___ Data lines

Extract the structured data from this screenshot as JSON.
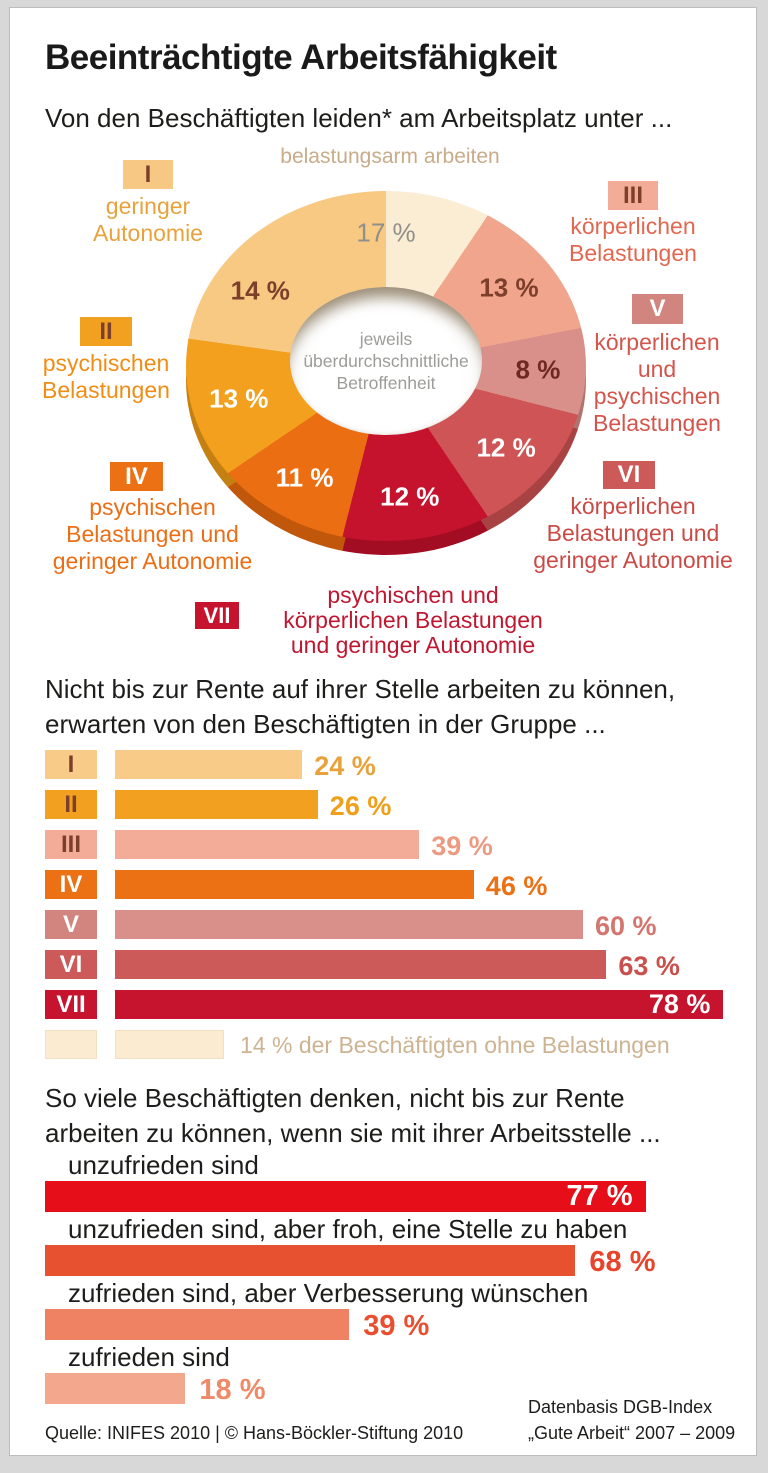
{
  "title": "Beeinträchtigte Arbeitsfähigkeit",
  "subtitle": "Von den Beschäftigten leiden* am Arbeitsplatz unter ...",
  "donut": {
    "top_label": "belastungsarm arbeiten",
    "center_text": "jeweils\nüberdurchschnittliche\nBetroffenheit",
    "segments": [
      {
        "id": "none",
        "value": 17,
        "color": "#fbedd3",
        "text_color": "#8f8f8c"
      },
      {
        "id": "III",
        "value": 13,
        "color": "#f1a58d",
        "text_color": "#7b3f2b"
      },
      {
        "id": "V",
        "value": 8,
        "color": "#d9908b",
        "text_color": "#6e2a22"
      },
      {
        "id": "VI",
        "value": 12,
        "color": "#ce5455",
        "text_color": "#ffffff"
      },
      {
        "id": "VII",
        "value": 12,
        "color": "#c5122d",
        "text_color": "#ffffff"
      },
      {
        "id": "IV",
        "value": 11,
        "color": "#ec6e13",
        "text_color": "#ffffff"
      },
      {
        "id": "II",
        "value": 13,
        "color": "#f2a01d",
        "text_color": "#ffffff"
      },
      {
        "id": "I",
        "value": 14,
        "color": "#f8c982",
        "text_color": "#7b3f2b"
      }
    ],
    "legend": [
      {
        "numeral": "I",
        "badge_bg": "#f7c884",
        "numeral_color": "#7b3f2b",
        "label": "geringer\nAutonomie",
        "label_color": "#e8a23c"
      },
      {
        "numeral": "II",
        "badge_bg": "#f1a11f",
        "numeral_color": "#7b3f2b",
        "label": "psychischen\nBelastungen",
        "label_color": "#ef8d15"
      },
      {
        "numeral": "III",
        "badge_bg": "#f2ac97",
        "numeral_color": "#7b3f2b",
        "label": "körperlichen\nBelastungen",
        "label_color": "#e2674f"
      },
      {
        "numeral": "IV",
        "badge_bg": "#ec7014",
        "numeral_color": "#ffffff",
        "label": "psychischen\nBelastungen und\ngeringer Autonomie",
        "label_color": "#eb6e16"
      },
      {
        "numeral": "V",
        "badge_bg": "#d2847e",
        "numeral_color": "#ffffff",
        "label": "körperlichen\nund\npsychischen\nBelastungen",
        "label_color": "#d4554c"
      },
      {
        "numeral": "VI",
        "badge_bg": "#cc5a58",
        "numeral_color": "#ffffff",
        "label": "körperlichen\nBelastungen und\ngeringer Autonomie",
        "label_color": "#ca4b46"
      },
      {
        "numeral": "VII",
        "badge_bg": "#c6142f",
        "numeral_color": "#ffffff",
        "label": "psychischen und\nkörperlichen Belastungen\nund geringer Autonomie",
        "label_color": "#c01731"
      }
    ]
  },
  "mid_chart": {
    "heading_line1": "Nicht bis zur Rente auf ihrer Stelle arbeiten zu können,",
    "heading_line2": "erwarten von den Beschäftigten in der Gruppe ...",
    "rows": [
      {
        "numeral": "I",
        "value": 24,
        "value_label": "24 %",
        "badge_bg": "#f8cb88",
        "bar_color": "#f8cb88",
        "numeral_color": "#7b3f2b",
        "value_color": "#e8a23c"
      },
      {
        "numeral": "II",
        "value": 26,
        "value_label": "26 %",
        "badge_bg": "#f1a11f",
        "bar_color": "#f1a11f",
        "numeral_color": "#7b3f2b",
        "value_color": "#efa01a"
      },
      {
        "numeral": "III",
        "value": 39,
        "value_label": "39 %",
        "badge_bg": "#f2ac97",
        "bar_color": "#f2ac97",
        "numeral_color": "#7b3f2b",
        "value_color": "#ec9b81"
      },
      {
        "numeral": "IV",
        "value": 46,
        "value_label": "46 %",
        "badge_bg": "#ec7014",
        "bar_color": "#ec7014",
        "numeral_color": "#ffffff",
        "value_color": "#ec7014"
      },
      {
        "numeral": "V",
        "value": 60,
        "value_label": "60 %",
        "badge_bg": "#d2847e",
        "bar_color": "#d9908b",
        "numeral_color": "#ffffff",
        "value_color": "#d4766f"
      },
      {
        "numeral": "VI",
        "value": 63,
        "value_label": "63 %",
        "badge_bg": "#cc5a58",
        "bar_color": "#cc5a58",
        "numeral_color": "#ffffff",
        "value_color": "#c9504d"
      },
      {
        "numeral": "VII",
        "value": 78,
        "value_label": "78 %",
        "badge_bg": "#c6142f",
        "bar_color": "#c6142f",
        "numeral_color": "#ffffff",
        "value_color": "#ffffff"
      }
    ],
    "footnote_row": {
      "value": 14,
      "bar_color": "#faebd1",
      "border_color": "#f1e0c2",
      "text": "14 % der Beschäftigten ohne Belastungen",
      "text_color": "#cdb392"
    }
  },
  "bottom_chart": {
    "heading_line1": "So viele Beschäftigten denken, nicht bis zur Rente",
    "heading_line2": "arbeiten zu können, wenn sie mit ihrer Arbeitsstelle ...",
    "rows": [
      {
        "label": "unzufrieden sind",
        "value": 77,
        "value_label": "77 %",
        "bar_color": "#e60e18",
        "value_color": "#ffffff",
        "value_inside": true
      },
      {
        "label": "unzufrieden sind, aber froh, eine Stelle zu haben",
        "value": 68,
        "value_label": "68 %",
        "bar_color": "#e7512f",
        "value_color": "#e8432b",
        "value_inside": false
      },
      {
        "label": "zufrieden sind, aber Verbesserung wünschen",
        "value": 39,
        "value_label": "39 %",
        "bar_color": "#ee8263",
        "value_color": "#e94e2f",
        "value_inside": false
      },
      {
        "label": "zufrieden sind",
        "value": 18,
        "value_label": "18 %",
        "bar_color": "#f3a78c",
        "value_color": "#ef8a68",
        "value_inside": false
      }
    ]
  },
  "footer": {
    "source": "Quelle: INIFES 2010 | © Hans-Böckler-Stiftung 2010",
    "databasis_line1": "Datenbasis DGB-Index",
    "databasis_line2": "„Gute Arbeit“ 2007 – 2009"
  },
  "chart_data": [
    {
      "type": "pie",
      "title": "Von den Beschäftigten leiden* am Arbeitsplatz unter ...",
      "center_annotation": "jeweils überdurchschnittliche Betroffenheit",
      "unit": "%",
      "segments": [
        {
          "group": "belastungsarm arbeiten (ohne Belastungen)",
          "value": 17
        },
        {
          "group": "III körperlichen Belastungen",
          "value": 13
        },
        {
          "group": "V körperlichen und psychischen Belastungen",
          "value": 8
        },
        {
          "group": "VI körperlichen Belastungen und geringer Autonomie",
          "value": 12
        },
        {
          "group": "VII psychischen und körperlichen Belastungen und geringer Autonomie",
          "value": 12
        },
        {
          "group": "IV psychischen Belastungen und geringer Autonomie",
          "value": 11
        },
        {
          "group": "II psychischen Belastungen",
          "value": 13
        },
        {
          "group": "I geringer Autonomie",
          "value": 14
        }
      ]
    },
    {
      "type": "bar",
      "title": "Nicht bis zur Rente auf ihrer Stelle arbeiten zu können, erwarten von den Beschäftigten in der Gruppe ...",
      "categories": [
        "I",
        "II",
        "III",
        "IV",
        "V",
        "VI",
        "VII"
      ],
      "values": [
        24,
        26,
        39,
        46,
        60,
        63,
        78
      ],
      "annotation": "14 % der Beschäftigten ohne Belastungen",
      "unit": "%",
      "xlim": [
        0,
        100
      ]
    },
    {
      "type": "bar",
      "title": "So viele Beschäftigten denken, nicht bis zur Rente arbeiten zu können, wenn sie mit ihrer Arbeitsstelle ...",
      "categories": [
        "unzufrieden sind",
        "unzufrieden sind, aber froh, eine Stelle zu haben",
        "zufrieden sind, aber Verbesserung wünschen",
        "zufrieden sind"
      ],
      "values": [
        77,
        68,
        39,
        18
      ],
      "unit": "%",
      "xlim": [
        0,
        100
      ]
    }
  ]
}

______

Written instruction » Give back each entry exactly as it appears, with no pictures.

Expected answer »
Extract the structured data from this screenshot as JSON.
{
  "title": "Beeinträchtigte Arbeitsfähigkeit",
  "subtitle": "Von den Beschäftigten leiden* am Arbeitsplatz unter ...",
  "donut": {
    "top_label": "belastungsarm arbeiten",
    "center_text": "jeweils\nüberdurchschnittliche\nBetroffenheit",
    "segments": [
      {
        "id": "none",
        "value": 17,
        "color": "#fbedd3",
        "text_color": "#8f8f8c"
      },
      {
        "id": "III",
        "value": 13,
        "color": "#f1a58d",
        "text_color": "#7b3f2b"
      },
      {
        "id": "V",
        "value": 8,
        "color": "#d9908b",
        "text_color": "#6e2a22"
      },
      {
        "id": "VI",
        "value": 12,
        "color": "#ce5455",
        "text_color": "#ffffff"
      },
      {
        "id": "VII",
        "value": 12,
        "color": "#c5122d",
        "text_color": "#ffffff"
      },
      {
        "id": "IV",
        "value": 11,
        "color": "#ec6e13",
        "text_color": "#ffffff"
      },
      {
        "id": "II",
        "value": 13,
        "color": "#f2a01d",
        "text_color": "#ffffff"
      },
      {
        "id": "I",
        "value": 14,
        "color": "#f8c982",
        "text_color": "#7b3f2b"
      }
    ],
    "legend": [
      {
        "numeral": "I",
        "badge_bg": "#f7c884",
        "numeral_color": "#7b3f2b",
        "label": "geringer\nAutonomie",
        "label_color": "#e8a23c"
      },
      {
        "numeral": "II",
        "badge_bg": "#f1a11f",
        "numeral_color": "#7b3f2b",
        "label": "psychischen\nBelastungen",
        "label_color": "#ef8d15"
      },
      {
        "numeral": "III",
        "badge_bg": "#f2ac97",
        "numeral_color": "#7b3f2b",
        "label": "körperlichen\nBelastungen",
        "label_color": "#e2674f"
      },
      {
        "numeral": "IV",
        "badge_bg": "#ec7014",
        "numeral_color": "#ffffff",
        "label": "psychischen\nBelastungen und\ngeringer Autonomie",
        "label_color": "#eb6e16"
      },
      {
        "numeral": "V",
        "badge_bg": "#d2847e",
        "numeral_color": "#ffffff",
        "label": "körperlichen\nund\npsychischen\nBelastungen",
        "label_color": "#d4554c"
      },
      {
        "numeral": "VI",
        "badge_bg": "#cc5a58",
        "numeral_color": "#ffffff",
        "label": "körperlichen\nBelastungen und\ngeringer Autonomie",
        "label_color": "#ca4b46"
      },
      {
        "numeral": "VII",
        "badge_bg": "#c6142f",
        "numeral_color": "#ffffff",
        "label": "psychischen und\nkörperlichen Belastungen\nund geringer Autonomie",
        "label_color": "#c01731"
      }
    ]
  },
  "mid_chart": {
    "heading_line1": "Nicht bis zur Rente auf ihrer Stelle arbeiten zu können,",
    "heading_line2": "erwarten von den Beschäftigten in der Gruppe ...",
    "rows": [
      {
        "numeral": "I",
        "value": 24,
        "value_label": "24 %",
        "badge_bg": "#f8cb88",
        "bar_color": "#f8cb88",
        "numeral_color": "#7b3f2b",
        "value_color": "#e8a23c"
      },
      {
        "numeral": "II",
        "value": 26,
        "value_label": "26 %",
        "badge_bg": "#f1a11f",
        "bar_color": "#f1a11f",
        "numeral_color": "#7b3f2b",
        "value_color": "#efa01a"
      },
      {
        "numeral": "III",
        "value": 39,
        "value_label": "39 %",
        "badge_bg": "#f2ac97",
        "bar_color": "#f2ac97",
        "numeral_color": "#7b3f2b",
        "value_color": "#ec9b81"
      },
      {
        "numeral": "IV",
        "value": 46,
        "value_label": "46 %",
        "badge_bg": "#ec7014",
        "bar_color": "#ec7014",
        "numeral_color": "#ffffff",
        "value_color": "#ec7014"
      },
      {
        "numeral": "V",
        "value": 60,
        "value_label": "60 %",
        "badge_bg": "#d2847e",
        "bar_color": "#d9908b",
        "numeral_color": "#ffffff",
        "value_color": "#d4766f"
      },
      {
        "numeral": "VI",
        "value": 63,
        "value_label": "63 %",
        "badge_bg": "#cc5a58",
        "bar_color": "#cc5a58",
        "numeral_color": "#ffffff",
        "value_color": "#c9504d"
      },
      {
        "numeral": "VII",
        "value": 78,
        "value_label": "78 %",
        "badge_bg": "#c6142f",
        "bar_color": "#c6142f",
        "numeral_color": "#ffffff",
        "value_color": "#ffffff"
      }
    ],
    "footnote_row": {
      "value": 14,
      "bar_color": "#faebd1",
      "border_color": "#f1e0c2",
      "text": "14 % der Beschäftigten ohne Belastungen",
      "text_color": "#cdb392"
    }
  },
  "bottom_chart": {
    "heading_line1": "So viele Beschäftigten denken, nicht bis zur Rente",
    "heading_line2": "arbeiten zu können, wenn sie mit ihrer Arbeitsstelle ...",
    "rows": [
      {
        "label": "unzufrieden sind",
        "value": 77,
        "value_label": "77 %",
        "bar_color": "#e60e18",
        "value_color": "#ffffff",
        "value_inside": true
      },
      {
        "label": "unzufrieden sind, aber froh, eine Stelle zu haben",
        "value": 68,
        "value_label": "68 %",
        "bar_color": "#e7512f",
        "value_color": "#e8432b",
        "value_inside": false
      },
      {
        "label": "zufrieden sind, aber Verbesserung wünschen",
        "value": 39,
        "value_label": "39 %",
        "bar_color": "#ee8263",
        "value_color": "#e94e2f",
        "value_inside": false
      },
      {
        "label": "zufrieden sind",
        "value": 18,
        "value_label": "18 %",
        "bar_color": "#f3a78c",
        "value_color": "#ef8a68",
        "value_inside": false
      }
    ]
  },
  "footer": {
    "source": "Quelle: INIFES 2010 | © Hans-Böckler-Stiftung 2010",
    "databasis_line1": "Datenbasis DGB-Index",
    "databasis_line2": "„Gute Arbeit“ 2007 – 2009"
  },
  "chart_data": [
    {
      "type": "pie",
      "title": "Von den Beschäftigten leiden* am Arbeitsplatz unter ...",
      "center_annotation": "jeweils überdurchschnittliche Betroffenheit",
      "unit": "%",
      "segments": [
        {
          "group": "belastungsarm arbeiten (ohne Belastungen)",
          "value": 17
        },
        {
          "group": "III körperlichen Belastungen",
          "value": 13
        },
        {
          "group": "V körperlichen und psychischen Belastungen",
          "value": 8
        },
        {
          "group": "VI körperlichen Belastungen und geringer Autonomie",
          "value": 12
        },
        {
          "group": "VII psychischen und körperlichen Belastungen und geringer Autonomie",
          "value": 12
        },
        {
          "group": "IV psychischen Belastungen und geringer Autonomie",
          "value": 11
        },
        {
          "group": "II psychischen Belastungen",
          "value": 13
        },
        {
          "group": "I geringer Autonomie",
          "value": 14
        }
      ]
    },
    {
      "type": "bar",
      "title": "Nicht bis zur Rente auf ihrer Stelle arbeiten zu können, erwarten von den Beschäftigten in der Gruppe ...",
      "categories": [
        "I",
        "II",
        "III",
        "IV",
        "V",
        "VI",
        "VII"
      ],
      "values": [
        24,
        26,
        39,
        46,
        60,
        63,
        78
      ],
      "annotation": "14 % der Beschäftigten ohne Belastungen",
      "unit": "%",
      "xlim": [
        0,
        100
      ]
    },
    {
      "type": "bar",
      "title": "So viele Beschäftigten denken, nicht bis zur Rente arbeiten zu können, wenn sie mit ihrer Arbeitsstelle ...",
      "categories": [
        "unzufrieden sind",
        "unzufrieden sind, aber froh, eine Stelle zu haben",
        "zufrieden sind, aber Verbesserung wünschen",
        "zufrieden sind"
      ],
      "values": [
        77,
        68,
        39,
        18
      ],
      "unit": "%",
      "xlim": [
        0,
        100
      ]
    }
  ]
}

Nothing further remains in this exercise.